§ Problem to solve
Take every line where the string "DEDECMS" appears and copy it.
[start The data]
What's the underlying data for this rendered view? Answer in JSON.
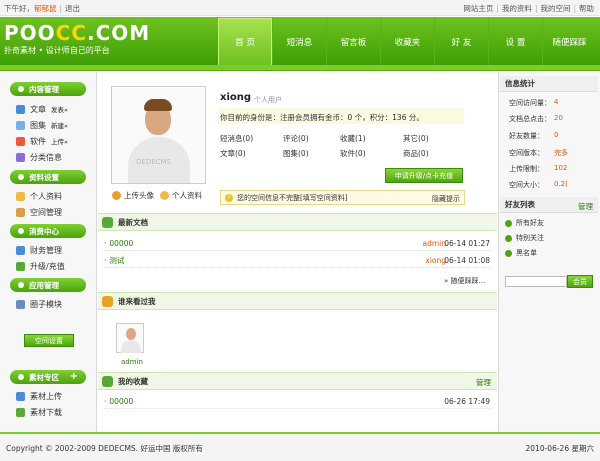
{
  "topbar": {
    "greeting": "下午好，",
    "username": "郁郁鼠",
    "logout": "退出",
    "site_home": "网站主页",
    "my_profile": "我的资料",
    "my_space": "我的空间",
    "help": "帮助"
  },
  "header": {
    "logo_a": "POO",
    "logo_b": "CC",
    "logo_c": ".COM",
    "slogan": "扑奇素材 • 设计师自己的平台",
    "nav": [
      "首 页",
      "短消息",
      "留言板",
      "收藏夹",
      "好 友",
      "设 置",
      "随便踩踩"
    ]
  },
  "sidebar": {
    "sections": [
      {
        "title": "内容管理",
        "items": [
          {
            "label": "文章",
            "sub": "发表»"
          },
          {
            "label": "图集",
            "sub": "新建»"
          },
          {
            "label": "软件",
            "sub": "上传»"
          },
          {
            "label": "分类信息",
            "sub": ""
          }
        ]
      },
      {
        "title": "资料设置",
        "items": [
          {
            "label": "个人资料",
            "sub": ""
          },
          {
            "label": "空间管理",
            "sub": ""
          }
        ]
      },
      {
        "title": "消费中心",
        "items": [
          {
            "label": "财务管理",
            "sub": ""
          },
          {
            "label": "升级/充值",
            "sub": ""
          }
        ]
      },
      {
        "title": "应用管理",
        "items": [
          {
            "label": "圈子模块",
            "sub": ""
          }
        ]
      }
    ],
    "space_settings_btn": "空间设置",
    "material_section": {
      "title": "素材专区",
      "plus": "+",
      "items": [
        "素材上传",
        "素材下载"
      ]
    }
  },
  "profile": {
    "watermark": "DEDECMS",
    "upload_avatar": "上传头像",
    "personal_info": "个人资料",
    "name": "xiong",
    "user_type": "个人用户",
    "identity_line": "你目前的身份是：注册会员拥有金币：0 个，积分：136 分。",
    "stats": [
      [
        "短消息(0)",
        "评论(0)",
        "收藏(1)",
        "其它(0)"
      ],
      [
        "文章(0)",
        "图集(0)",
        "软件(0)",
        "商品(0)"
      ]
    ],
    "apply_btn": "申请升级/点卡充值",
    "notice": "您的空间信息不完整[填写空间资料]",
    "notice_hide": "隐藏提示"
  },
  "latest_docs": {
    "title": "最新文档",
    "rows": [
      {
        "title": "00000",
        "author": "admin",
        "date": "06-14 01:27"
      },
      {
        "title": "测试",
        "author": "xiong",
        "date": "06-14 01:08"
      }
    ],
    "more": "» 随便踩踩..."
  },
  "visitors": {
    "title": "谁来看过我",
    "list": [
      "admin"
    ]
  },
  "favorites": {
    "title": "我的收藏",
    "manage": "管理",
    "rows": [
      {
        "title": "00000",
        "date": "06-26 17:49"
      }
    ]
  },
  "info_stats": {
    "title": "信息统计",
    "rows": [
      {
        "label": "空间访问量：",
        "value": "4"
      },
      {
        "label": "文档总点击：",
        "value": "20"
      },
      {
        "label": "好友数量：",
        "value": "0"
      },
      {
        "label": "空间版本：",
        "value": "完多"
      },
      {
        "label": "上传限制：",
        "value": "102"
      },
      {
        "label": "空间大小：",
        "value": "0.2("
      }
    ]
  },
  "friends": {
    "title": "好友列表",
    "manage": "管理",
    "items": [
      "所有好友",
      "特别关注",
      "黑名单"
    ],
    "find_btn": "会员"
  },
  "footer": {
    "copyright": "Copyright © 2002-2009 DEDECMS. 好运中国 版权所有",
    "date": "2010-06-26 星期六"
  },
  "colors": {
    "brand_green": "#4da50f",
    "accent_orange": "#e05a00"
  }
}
[end The data]
[start The data]
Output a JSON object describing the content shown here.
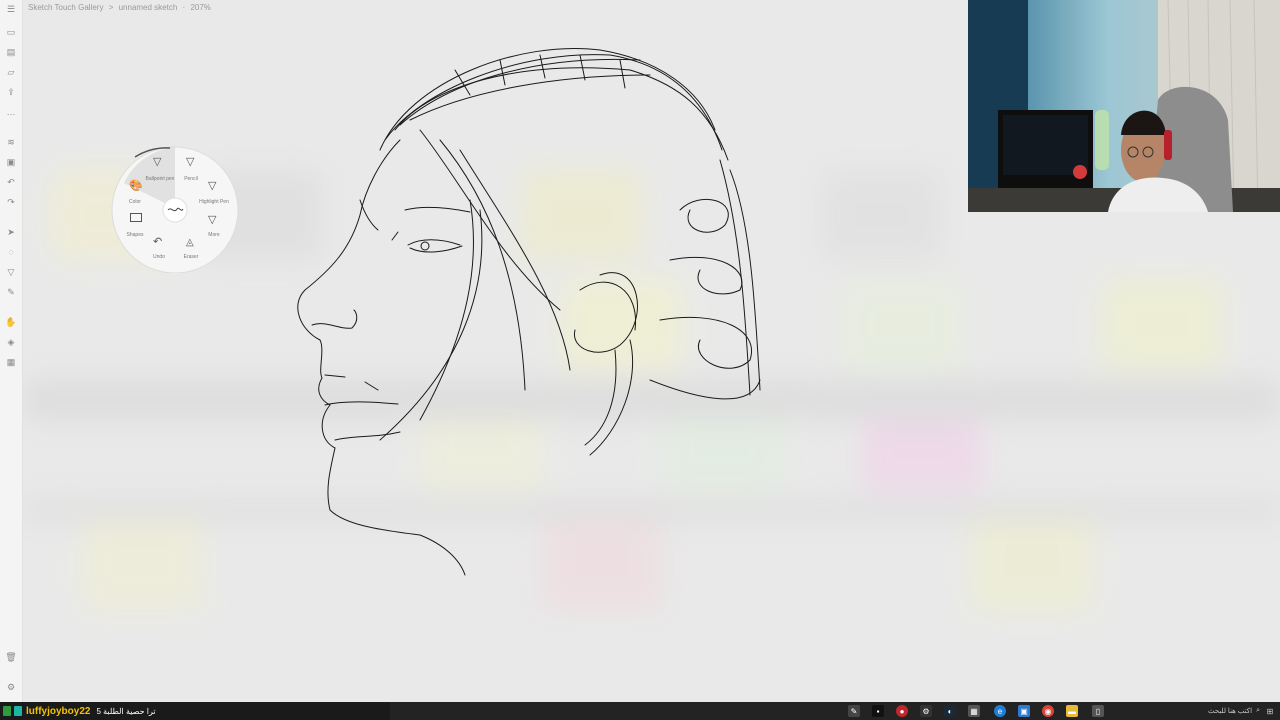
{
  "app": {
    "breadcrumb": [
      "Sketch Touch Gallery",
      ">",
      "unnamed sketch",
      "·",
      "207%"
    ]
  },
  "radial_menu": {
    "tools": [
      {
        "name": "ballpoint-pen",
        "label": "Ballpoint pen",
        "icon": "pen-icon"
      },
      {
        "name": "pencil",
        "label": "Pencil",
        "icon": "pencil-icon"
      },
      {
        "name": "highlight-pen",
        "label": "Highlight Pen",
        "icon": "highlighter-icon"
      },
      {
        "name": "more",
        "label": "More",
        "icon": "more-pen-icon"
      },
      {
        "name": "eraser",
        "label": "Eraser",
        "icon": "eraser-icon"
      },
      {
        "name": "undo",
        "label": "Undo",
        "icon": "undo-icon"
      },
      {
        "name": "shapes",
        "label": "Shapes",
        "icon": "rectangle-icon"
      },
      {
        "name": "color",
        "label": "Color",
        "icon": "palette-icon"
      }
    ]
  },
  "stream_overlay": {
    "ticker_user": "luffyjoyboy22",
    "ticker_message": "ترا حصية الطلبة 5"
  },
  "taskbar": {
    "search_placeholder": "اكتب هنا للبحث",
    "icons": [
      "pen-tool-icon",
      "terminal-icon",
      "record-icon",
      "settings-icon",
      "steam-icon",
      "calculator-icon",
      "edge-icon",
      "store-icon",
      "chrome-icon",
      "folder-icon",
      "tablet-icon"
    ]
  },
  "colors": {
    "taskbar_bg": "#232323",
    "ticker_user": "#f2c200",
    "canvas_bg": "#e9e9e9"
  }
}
[end The data]
§ Written solution
    "watermark": "DEDECMS",
    "copyright": "Copyright © 2002-2009 DEDECMS. 好运中国 版权所有",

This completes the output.